(Input records):
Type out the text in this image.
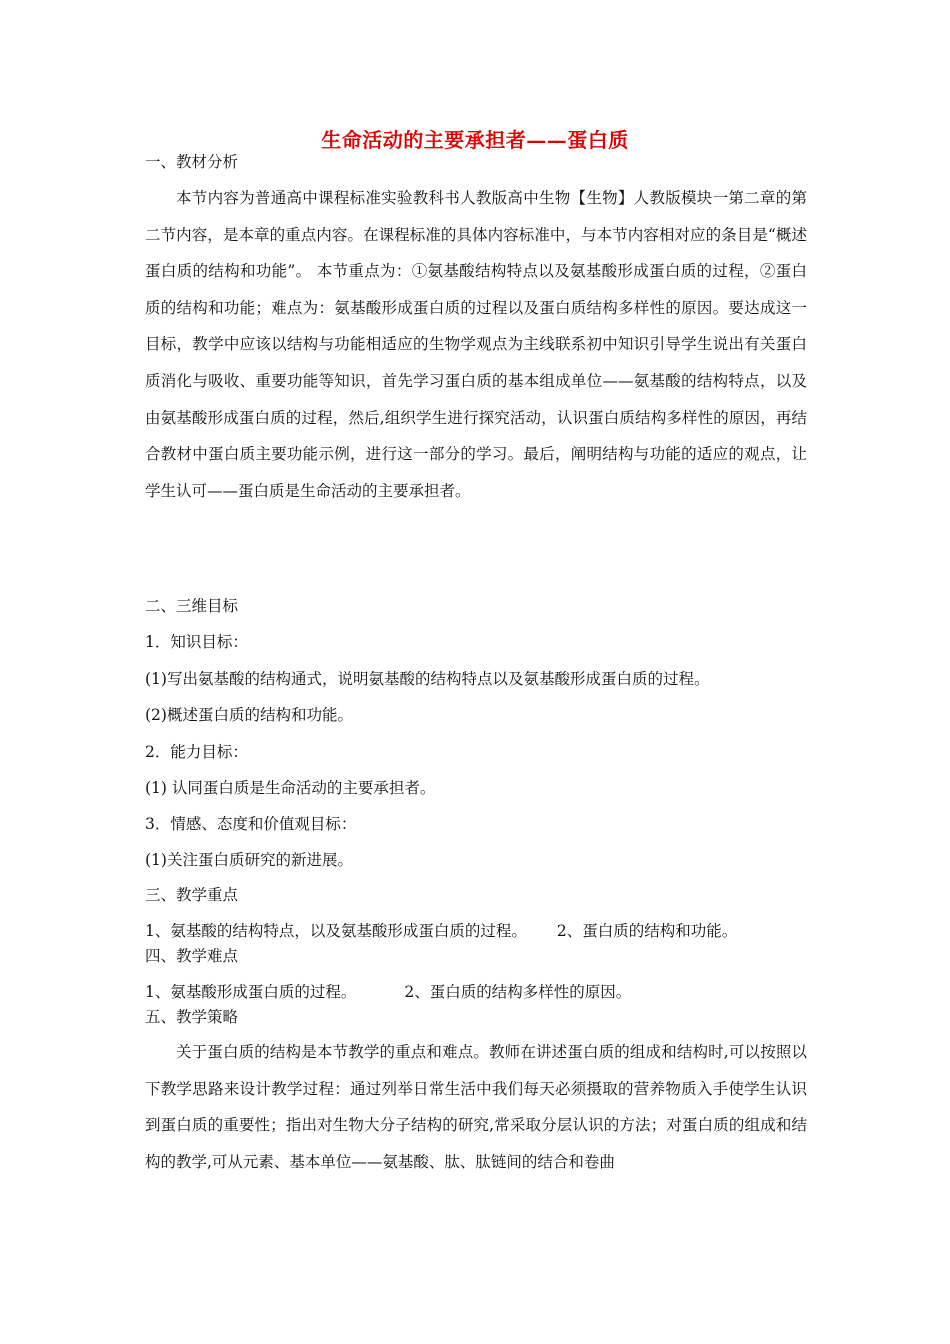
生命活动的主要承担者——蛋白质
一、教材分析

本节内容为普通高中课程标准实验教科书人教版高中生物【生物】人教版模块一第二章的第二节内容，是本章的重点内容。在课程标准的具体内容标准中，与本节内容相对应的条目是“概述蛋白质的结构和功能”。 本节重点为：①氨基酸结构特点以及氨基酸形成蛋白质的过程，②蛋白质的结构和功能；难点为：氨基酸形成蛋白质的过程以及蛋白质结构多样性的原因。要达成这一目标，教学中应该以结构与功能相适应的生物学观点为主线联系初中知识引导学生说出有关蛋白质消化与吸收、重要功能等知识，首先学习蛋白质的基本组成单位——氨基酸的结构特点，以及由氨基酸形成蛋白质的过程，然后,组织学生进行探究活动，认识蛋白质结构多样性的原因，再结合教材中蛋白质主要功能示例，进行这一部分的学习。最后，阐明结构与功能的适应的观点，让学生认可——蛋白质是生命活动的主要承担者。

二、三维目标
1．知识目标：
(1)写出氨基酸的结构通式，说明氨基酸的结构特点以及氨基酸形成蛋白质的过程。
(2)概述蛋白质的结构和功能。
2．能力目标：
(1) 认同蛋白质是生命活动的主要承担者。
3．情感、态度和价值观目标：
(1)关注蛋白质研究的新进展。
三、教学重点
1、氨基酸的结构特点，以及氨基酸形成蛋白质的过程。 2、蛋白质的结构和功能。
四、教学难点
1、氨基酸形成蛋白质的过程。	2、蛋白质的结构多样性的原因。
五、教学策略

关于蛋白质的结构是本节教学的重点和难点。教师在讲述蛋白质的组成和结构时,可以按照以下教学思路来设计教学过程：通过列举日常生活中我们每天必须摄取的营养物质入手使学生认识到蛋白质的重要性；指出对生物大分子结构的研究,常采取分层认识的方法；对蛋白质的组成和结构的教学,可从元素、基本单位——氨基酸、肽、肽链间的结合和卷曲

(Problem): State the count of lines holding the string "概述蛋白质的结构和功能" in the listing above, and nothing else.

(Response): 2